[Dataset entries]
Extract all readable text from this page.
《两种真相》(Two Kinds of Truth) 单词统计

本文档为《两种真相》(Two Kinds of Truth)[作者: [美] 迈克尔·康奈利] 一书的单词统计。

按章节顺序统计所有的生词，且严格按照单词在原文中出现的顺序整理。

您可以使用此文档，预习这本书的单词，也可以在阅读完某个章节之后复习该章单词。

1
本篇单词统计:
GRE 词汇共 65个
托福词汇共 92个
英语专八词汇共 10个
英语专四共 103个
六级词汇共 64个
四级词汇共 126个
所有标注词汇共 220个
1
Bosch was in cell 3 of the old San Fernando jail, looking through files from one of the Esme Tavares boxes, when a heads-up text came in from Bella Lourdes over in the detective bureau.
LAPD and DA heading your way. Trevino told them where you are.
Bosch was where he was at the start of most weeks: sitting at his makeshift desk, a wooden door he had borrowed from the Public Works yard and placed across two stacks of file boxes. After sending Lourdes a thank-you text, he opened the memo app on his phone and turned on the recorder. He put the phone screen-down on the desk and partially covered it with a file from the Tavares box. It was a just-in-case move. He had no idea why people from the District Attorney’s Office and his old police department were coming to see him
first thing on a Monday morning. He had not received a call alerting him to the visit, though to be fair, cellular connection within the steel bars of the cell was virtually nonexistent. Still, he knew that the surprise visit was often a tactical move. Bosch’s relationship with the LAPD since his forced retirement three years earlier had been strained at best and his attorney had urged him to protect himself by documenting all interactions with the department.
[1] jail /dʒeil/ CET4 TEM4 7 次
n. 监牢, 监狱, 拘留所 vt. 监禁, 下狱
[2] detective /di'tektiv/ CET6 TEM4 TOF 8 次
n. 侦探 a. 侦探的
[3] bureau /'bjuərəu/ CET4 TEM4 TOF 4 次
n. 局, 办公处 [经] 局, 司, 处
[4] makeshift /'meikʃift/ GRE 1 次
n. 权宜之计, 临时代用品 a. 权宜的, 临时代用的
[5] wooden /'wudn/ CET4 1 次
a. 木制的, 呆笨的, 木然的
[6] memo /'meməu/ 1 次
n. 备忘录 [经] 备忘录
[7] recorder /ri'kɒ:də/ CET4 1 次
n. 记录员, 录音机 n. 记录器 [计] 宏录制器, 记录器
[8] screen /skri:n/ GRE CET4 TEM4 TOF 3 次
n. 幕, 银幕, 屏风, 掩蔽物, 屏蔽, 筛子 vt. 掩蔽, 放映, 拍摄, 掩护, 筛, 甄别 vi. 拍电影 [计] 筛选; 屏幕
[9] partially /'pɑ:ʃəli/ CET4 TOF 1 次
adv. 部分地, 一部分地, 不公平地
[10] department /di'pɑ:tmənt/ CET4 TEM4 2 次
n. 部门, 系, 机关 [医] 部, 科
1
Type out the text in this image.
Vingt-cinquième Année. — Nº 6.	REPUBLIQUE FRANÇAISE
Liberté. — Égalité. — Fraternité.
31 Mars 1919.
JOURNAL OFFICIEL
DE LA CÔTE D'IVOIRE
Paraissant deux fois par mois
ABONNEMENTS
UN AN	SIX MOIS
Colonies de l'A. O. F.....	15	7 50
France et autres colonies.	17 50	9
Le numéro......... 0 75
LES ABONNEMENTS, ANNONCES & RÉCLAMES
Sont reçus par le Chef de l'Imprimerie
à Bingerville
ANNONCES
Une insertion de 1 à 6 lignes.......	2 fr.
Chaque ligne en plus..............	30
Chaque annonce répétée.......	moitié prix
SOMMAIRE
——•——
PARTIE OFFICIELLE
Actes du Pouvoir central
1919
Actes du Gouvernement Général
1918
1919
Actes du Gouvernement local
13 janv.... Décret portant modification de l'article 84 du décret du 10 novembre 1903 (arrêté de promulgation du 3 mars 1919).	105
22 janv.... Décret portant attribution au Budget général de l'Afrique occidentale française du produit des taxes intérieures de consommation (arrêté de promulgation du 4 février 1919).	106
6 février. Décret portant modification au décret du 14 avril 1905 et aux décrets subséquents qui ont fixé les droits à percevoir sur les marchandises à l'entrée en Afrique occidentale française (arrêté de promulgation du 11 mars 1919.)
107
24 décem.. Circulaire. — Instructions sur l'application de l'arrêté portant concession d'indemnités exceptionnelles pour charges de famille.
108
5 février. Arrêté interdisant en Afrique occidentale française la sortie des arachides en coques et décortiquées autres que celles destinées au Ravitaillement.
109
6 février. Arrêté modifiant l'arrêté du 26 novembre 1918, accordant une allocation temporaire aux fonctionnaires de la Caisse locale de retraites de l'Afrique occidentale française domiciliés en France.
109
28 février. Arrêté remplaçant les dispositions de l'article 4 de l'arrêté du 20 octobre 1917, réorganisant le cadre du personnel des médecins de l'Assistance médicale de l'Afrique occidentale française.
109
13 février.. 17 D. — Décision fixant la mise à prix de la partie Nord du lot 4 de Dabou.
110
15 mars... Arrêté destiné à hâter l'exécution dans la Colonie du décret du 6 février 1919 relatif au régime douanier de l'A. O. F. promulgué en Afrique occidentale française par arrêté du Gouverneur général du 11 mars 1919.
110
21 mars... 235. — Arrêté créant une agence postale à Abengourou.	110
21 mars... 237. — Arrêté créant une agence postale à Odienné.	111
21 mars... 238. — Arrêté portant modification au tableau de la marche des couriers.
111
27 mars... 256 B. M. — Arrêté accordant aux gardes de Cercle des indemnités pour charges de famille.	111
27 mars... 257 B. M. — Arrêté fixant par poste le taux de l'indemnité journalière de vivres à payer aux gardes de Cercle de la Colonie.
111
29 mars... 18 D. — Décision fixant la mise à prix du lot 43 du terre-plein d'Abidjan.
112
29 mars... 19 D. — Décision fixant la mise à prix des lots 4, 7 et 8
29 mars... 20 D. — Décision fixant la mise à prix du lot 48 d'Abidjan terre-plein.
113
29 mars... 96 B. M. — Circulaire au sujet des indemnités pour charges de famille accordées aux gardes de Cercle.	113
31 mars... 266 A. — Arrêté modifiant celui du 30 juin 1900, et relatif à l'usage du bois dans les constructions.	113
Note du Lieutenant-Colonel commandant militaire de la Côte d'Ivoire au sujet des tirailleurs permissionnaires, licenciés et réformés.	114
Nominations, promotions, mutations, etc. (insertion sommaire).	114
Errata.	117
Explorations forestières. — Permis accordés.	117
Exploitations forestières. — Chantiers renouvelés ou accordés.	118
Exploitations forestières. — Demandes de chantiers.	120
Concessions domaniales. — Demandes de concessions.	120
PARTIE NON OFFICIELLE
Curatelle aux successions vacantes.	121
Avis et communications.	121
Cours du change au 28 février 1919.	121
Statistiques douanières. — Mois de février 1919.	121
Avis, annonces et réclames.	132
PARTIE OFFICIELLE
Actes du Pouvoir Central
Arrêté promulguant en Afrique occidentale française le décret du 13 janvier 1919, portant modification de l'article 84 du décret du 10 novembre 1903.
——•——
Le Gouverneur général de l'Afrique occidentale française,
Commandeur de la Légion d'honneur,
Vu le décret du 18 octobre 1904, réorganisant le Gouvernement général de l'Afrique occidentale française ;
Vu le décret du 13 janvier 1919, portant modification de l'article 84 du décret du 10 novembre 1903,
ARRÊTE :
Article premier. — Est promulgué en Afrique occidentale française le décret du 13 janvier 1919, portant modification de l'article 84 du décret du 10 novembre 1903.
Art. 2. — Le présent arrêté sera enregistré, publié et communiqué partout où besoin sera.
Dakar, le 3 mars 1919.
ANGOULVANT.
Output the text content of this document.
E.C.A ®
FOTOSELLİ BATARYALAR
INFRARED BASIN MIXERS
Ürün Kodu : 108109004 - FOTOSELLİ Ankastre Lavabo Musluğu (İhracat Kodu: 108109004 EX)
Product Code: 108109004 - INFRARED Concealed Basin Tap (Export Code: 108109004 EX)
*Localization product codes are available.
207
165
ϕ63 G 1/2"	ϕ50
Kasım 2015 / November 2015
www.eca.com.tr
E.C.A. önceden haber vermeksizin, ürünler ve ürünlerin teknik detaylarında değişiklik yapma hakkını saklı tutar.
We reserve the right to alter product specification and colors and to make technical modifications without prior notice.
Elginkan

> **Task description**: List each line of the records that holds the string "terre".

> **Response**:
29 mars... 18 D. — Décision fixant la mise à prix du lot 43 du terre-plein d'Abidjan.
29 mars... 20 D. — Décision fixant la mise à prix du lot 48 d'Abidjan terre-plein.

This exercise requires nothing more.